▶ _Objective_
What follows is a set of records; repeat all of them exactly.

▶ _Given entries_

* * * * * * * * *

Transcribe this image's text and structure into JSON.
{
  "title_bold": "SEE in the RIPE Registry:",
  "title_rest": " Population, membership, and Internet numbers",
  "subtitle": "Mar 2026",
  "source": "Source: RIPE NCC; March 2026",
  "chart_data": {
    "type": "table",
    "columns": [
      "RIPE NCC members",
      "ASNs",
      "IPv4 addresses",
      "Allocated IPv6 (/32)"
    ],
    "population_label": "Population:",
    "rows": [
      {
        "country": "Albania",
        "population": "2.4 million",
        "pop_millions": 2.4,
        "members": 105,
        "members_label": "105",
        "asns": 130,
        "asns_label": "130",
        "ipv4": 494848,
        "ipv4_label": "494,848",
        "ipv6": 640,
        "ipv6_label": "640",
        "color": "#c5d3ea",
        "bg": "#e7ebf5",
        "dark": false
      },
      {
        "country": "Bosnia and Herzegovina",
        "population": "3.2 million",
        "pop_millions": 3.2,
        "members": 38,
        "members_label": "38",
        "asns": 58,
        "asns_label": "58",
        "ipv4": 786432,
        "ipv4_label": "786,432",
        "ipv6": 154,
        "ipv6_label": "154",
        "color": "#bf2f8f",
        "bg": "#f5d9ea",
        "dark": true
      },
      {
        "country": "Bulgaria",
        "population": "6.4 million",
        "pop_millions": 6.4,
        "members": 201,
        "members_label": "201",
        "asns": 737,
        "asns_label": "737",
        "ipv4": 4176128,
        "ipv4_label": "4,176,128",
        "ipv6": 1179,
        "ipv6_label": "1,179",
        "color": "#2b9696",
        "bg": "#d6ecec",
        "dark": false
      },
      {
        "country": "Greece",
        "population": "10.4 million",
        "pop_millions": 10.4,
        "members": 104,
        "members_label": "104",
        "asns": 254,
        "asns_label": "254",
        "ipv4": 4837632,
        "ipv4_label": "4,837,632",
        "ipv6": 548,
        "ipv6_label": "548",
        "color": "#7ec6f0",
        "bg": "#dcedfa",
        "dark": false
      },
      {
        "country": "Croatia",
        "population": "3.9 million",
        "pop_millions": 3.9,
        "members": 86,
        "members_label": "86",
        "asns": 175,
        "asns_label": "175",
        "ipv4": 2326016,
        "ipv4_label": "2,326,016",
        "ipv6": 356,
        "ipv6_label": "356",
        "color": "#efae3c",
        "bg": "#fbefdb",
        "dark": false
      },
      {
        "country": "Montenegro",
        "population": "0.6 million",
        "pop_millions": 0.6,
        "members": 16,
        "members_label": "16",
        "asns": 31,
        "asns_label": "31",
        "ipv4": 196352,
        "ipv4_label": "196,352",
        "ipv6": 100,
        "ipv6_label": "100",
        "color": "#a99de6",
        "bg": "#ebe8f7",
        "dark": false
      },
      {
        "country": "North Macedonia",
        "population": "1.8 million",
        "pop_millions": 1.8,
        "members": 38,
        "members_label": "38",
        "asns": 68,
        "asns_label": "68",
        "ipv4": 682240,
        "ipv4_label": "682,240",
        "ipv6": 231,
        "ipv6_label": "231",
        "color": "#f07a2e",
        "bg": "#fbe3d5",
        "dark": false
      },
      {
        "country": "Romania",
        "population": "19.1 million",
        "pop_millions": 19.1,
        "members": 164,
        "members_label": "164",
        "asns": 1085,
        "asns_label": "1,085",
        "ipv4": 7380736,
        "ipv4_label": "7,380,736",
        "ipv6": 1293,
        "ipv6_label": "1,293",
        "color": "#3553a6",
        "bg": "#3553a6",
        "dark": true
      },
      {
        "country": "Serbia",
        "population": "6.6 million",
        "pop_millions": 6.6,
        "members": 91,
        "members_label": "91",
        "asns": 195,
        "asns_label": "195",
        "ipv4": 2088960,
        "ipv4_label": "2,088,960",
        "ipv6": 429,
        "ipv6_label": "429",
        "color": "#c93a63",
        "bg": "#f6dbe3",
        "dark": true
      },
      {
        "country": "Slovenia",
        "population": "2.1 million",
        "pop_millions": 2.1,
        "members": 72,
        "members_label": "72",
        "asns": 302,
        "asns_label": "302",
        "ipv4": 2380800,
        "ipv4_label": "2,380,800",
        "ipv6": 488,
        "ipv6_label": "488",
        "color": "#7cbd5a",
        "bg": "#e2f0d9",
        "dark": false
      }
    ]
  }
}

* * * * * * * * *

▶ _Task response_
Transcribe this image's text and structure into JSON.
{
  "title_bold": "SEE in the RIPE Registry:",
  "title_rest": " Population, membership, and Internet numbers",
  "subtitle": "Mar 2026",
  "source": "Source: RIPE NCC; March 2026",
  "chart_data": {
    "type": "table",
    "columns": [
      "RIPE NCC members",
      "ASNs",
      "IPv4 addresses",
      "Allocated IPv6 (/32)"
    ],
    "population_label": "Population:",
    "rows": [
      {
        "country": "Albania",
        "population": "2.4 million",
        "pop_millions": 2.4,
        "members": 105,
        "members_label": "105",
        "asns": 130,
        "asns_label": "130",
        "ipv4": 494848,
        "ipv4_label": "494,848",
        "ipv6": 640,
        "ipv6_label": "640",
        "color": "#c5d3ea",
        "bg": "#e7ebf5",
        "dark": false
      },
      {
        "country": "Bosnia and Herzegovina",
        "population": "3.2 million",
        "pop_millions": 3.2,
        "members": 38,
        "members_label": "38",
        "asns": 58,
        "asns_label": "58",
        "ipv4": 786432,
        "ipv4_label": "786,432",
        "ipv6": 154,
        "ipv6_label": "154",
        "color": "#bf2f8f",
        "bg": "#f5d9ea",
        "dark": true
      },
      {
        "country": "Bulgaria",
        "population": "6.4 million",
        "pop_millions": 6.4,
        "members": 201,
        "members_label": "201",
        "asns": 737,
        "asns_label": "737",
        "ipv4": 4176128,
        "ipv4_label": "4,176,128",
        "ipv6": 1179,
        "ipv6_label": "1,179",
        "color": "#2b9696",
        "bg": "#d6ecec",
        "dark": false
      },
      {
        "country": "Greece",
        "population": "10.4 million",
        "pop_millions": 10.4,
        "members": 104,
        "members_label": "104",
        "asns": 254,
        "asns_label": "254",
        "ipv4": 4837632,
        "ipv4_label": "4,837,632",
        "ipv6": 548,
        "ipv6_label": "548",
        "color": "#7ec6f0",
        "bg": "#dcedfa",
        "dark": false
      },
      {
        "country": "Croatia",
        "population": "3.9 million",
        "pop_millions": 3.9,
        "members": 86,
        "members_label": "86",
        "asns": 175,
        "asns_label": "175",
        "ipv4": 2326016,
        "ipv4_label": "2,326,016",
        "ipv6": 356,
        "ipv6_label": "356",
        "color": "#efae3c",
        "bg": "#fbefdb",
        "dark": false
      },
      {
        "country": "Montenegro",
        "population": "0.6 million",
        "pop_millions": 0.6,
        "members": 16,
        "members_label": "16",
        "asns": 31,
        "asns_label": "31",
        "ipv4": 196352,
        "ipv4_label": "196,352",
        "ipv6": 100,
        "ipv6_label": "100",
        "color": "#a99de6",
        "bg": "#ebe8f7",
        "dark": false
      },
      {
        "country": "North Macedonia",
        "population": "1.8 million",
        "pop_millions": 1.8,
        "members": 38,
        "members_label": "38",
        "asns": 68,
        "asns_label": "68",
        "ipv4": 682240,
        "ipv4_label": "682,240",
        "ipv6": 231,
        "ipv6_label": "231",
        "color": "#f07a2e",
        "bg": "#fbe3d5",
        "dark": false
      },
      {
        "country": "Romania",
        "population": "19.1 million",
        "pop_millions": 19.1,
        "members": 164,
        "members_label": "164",
        "asns": 1085,
        "asns_label": "1,085",
        "ipv4": 7380736,
        "ipv4_label": "7,380,736",
        "ipv6": 1293,
        "ipv6_label": "1,293",
        "color": "#3553a6",
        "bg": "#3553a6",
        "dark": true
      },
      {
        "country": "Serbia",
        "population": "6.6 million",
        "pop_millions": 6.6,
        "members": 91,
        "members_label": "91",
        "asns": 195,
        "asns_label": "195",
        "ipv4": 2088960,
        "ipv4_label": "2,088,960",
        "ipv6": 429,
        "ipv6_label": "429",
        "color": "#c93a63",
        "bg": "#f6dbe3",
        "dark": true
      },
      {
        "country": "Slovenia",
        "population": "2.1 million",
        "pop_millions": 2.1,
        "members": 72,
        "members_label": "72",
        "asns": 302,
        "asns_label": "302",
        "ipv4": 2380800,
        "ipv4_label": "2,380,800",
        "ipv6": 488,
        "ipv6_label": "488",
        "color": "#7cbd5a",
        "bg": "#e2f0d9",
        "dark": false
      }
    ]
  }
}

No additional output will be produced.